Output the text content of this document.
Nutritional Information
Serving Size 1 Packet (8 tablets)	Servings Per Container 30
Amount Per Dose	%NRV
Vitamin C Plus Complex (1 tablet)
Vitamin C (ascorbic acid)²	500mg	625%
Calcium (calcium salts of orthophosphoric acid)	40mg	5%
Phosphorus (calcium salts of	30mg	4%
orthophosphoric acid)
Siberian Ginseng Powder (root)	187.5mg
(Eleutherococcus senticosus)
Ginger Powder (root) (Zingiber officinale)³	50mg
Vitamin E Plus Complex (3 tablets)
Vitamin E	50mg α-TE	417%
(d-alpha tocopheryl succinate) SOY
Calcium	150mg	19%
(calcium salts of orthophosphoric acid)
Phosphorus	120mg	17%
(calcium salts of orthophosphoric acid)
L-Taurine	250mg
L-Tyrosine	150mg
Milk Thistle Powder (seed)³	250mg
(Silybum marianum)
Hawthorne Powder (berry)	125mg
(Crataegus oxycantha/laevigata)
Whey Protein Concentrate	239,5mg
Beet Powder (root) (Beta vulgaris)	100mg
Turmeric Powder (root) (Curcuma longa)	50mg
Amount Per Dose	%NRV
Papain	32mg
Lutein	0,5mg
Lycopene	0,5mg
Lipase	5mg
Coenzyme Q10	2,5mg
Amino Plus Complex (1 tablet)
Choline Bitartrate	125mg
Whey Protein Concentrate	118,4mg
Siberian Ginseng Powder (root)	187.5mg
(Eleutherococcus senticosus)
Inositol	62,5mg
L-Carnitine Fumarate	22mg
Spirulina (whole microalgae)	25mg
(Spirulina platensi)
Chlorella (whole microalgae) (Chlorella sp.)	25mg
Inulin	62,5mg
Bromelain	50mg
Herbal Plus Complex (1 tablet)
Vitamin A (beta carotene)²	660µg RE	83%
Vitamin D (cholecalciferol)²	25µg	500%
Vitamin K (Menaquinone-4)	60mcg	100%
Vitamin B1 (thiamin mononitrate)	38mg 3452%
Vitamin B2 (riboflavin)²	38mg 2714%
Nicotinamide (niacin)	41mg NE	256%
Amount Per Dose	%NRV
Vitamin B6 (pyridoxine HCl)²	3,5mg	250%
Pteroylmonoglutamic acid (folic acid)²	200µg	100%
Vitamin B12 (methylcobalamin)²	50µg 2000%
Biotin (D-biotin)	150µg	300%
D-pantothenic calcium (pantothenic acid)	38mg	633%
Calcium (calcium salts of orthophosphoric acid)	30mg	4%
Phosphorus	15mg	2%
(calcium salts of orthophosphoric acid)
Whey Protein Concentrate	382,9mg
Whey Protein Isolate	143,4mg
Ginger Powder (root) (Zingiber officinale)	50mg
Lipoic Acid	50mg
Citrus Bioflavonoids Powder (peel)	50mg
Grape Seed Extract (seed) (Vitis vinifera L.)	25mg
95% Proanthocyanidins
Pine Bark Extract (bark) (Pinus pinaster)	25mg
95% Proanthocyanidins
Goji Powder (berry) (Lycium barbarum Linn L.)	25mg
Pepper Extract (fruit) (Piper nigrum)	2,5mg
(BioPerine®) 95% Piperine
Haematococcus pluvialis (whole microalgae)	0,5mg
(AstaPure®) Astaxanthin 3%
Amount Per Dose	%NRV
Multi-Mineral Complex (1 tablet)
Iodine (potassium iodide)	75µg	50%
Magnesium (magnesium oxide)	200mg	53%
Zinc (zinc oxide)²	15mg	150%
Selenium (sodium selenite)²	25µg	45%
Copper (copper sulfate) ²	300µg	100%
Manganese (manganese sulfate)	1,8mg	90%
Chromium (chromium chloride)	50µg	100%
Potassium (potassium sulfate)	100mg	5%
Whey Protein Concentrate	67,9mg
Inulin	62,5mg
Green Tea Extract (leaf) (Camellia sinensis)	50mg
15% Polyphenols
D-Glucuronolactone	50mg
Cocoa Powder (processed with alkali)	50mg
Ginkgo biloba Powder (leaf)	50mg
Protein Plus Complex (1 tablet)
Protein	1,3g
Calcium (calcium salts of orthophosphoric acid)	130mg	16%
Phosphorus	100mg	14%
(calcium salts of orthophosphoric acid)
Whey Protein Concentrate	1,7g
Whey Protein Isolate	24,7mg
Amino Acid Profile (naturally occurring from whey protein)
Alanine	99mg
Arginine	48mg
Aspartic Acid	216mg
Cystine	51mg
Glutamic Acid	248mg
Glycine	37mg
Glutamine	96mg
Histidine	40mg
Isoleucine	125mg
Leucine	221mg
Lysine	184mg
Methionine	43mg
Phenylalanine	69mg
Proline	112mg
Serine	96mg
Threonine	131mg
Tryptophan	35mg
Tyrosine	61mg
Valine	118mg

---

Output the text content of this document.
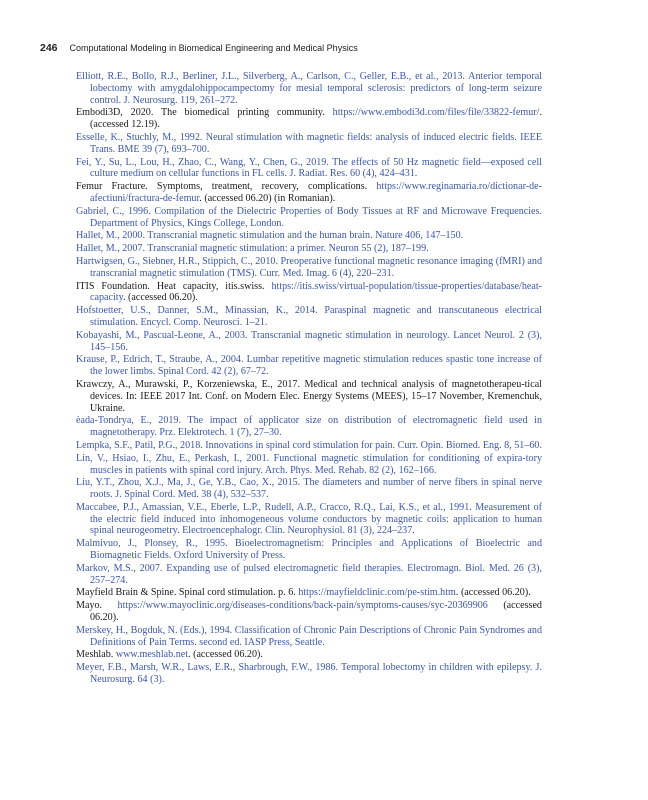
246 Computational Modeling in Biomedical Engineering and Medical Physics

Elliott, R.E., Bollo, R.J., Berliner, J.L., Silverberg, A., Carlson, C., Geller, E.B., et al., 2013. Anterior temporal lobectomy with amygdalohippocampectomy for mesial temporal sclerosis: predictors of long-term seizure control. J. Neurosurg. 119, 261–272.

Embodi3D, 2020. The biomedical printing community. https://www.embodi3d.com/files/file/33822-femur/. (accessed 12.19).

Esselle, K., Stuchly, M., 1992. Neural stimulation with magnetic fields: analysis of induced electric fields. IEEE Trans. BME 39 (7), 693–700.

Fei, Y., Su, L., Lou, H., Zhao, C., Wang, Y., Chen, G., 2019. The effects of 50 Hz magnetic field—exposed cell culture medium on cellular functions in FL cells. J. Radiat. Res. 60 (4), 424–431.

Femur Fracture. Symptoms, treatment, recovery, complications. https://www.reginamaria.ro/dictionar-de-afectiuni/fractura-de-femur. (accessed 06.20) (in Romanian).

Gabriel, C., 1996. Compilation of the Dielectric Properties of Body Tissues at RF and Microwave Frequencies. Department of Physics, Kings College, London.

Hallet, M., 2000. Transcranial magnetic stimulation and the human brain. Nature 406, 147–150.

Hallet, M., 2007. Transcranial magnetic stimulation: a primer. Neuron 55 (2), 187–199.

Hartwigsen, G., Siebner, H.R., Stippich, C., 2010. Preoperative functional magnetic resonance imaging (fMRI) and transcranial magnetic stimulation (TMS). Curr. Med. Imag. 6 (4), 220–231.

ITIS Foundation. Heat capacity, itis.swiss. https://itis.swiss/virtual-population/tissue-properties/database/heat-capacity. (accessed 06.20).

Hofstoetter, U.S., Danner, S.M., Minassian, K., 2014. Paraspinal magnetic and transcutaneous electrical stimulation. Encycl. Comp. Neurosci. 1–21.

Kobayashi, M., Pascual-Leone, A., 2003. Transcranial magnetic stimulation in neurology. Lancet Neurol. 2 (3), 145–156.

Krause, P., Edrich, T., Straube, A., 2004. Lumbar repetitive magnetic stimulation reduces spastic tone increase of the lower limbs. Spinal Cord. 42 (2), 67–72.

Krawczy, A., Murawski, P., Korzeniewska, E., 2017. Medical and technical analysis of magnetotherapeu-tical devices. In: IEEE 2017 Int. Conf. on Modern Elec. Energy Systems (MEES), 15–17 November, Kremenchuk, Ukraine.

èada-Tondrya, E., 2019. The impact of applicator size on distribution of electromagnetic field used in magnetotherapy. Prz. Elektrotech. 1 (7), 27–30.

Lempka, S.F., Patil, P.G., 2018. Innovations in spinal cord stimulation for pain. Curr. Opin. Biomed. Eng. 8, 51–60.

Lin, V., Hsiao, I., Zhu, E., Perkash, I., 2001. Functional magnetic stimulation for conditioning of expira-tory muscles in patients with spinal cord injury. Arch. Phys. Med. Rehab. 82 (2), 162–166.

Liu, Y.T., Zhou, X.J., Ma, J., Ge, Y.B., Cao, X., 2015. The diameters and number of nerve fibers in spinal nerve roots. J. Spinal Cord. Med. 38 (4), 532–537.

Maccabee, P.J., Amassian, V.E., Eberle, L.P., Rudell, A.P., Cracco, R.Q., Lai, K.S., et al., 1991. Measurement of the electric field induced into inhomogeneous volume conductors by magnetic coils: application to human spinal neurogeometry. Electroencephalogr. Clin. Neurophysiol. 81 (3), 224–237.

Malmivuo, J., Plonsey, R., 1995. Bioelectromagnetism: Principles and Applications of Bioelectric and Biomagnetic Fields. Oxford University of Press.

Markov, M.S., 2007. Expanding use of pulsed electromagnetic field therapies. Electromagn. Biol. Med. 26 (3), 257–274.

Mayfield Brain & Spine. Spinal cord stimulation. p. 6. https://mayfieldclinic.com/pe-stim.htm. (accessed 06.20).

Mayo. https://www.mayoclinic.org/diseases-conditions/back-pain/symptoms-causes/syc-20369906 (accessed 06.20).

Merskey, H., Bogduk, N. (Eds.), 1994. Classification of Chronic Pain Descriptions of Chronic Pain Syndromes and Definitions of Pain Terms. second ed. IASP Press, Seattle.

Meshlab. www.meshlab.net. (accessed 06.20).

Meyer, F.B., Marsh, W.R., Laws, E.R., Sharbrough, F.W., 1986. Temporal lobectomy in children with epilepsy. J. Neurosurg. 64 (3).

== DIRECTIONS ==
Wherever the word "electromagnetic" appears in the entries above, copy that line.

== COMPLETED TASK ==
èada-Tondrya, E., 2019. The impact of applicator size on distribution of electromagnetic field used in magnetotherapy. Prz. Elektrotech. 1 (7), 27–30.
Markov, M.S., 2007. Expanding use of pulsed electromagnetic field therapies. Electromagn. Biol. Med. 26 (3), 257–274.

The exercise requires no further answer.